§ **Entries shown**:
****************

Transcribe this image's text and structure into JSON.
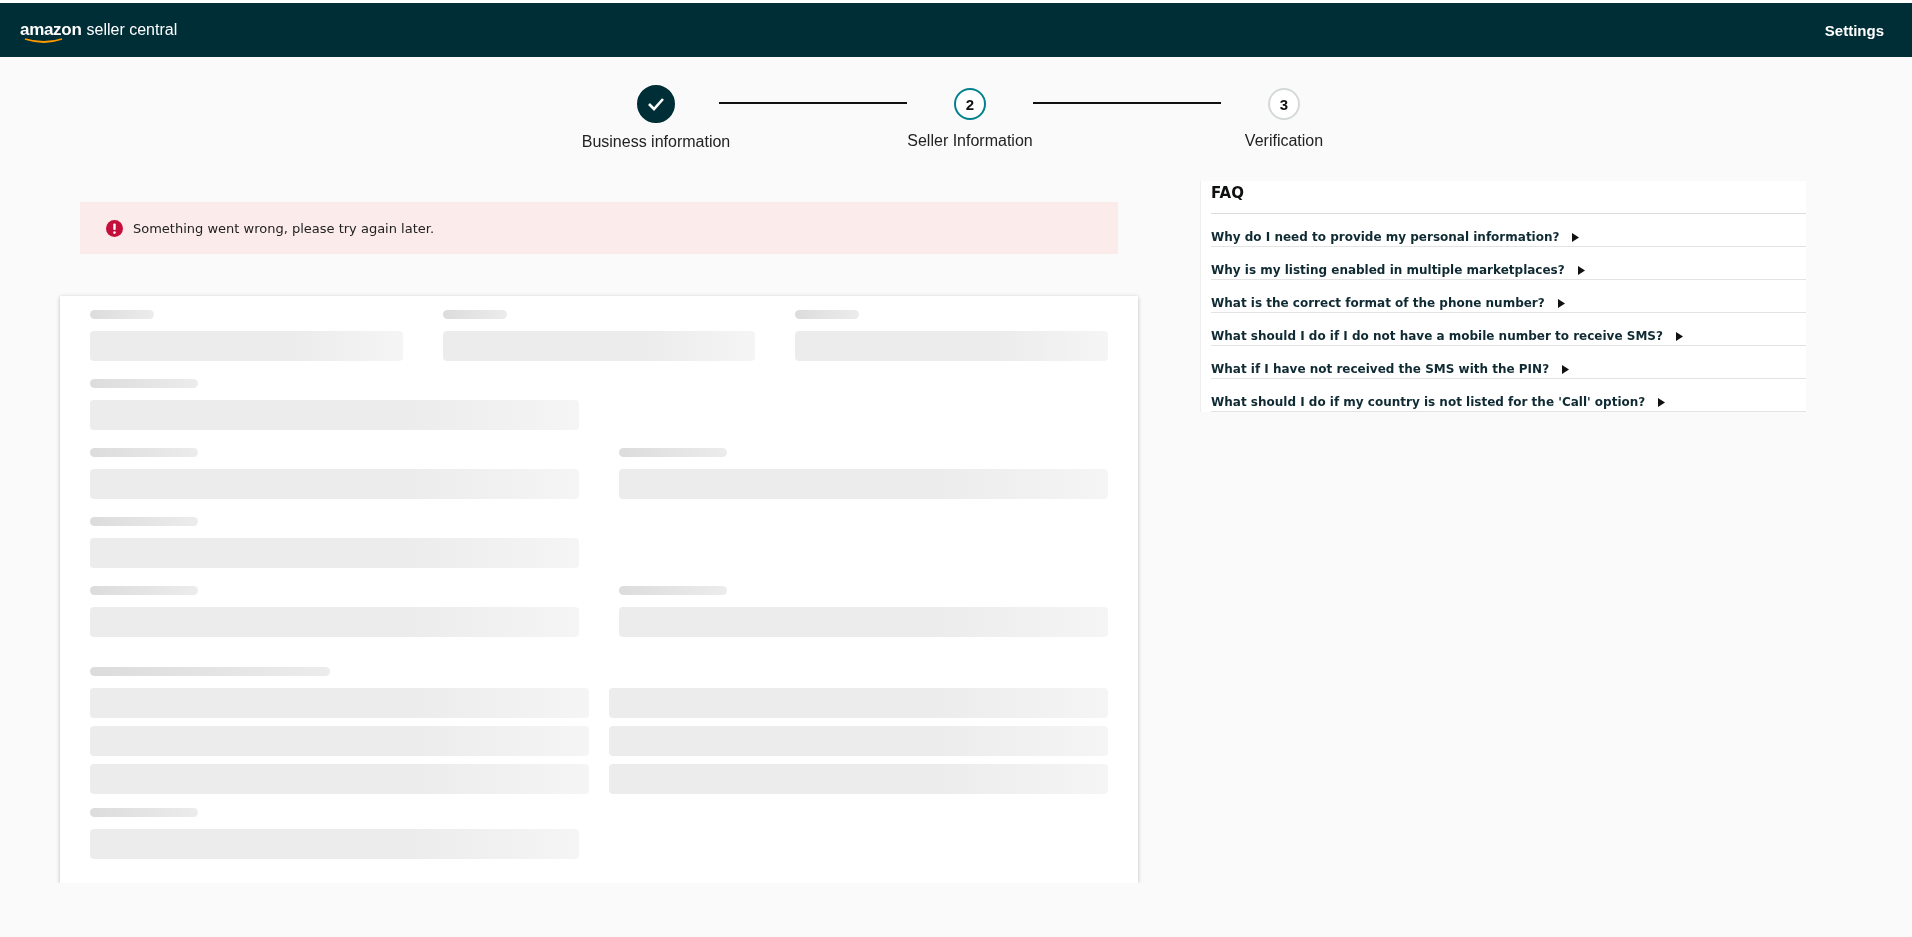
{
  "header": {
    "logo_brand": "amazon",
    "logo_product": "seller central",
    "settings": "Settings"
  },
  "steps": [
    {
      "label": "Business information",
      "completed": true,
      "selected": false
    },
    {
      "number": "2",
      "label": "Seller Information",
      "completed": false,
      "selected": true
    },
    {
      "number": "3",
      "label": "Verification",
      "completed": false,
      "selected": false
    }
  ],
  "alert": {
    "message": "Something went wrong, please try again later."
  },
  "faq": {
    "title": "FAQ",
    "items": [
      {
        "question": "Why do I need to provide my personal information?",
        "expanded": false
      },
      {
        "question": "Why is my listing enabled in multiple marketplaces?",
        "expanded": false
      },
      {
        "question": "What is the correct format of the phone number?",
        "expanded": false
      },
      {
        "question": "What should I do if I do not have a mobile number to receive SMS?",
        "expanded": false
      },
      {
        "question": "What if I have not received the SMS with the PIN?",
        "expanded": false
      },
      {
        "question": "What should I do if my country is not listed for the 'Call' option?",
        "expanded": false
      }
    ]
  }
}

****************

Return only those lines of the records that contain the string "question".

        "question": "Why do I need to provide my personal information?",
        "question": "Why is my listing enabled in multiple marketplaces?",
        "question": "What is the correct format of the phone number?",
        "question": "What should I do if I do not have a mobile number to receive SMS?",
        "question": "What if I have not received the SMS with the PIN?",
        "question": "What should I do if my country is not listed for the 'Call' option?",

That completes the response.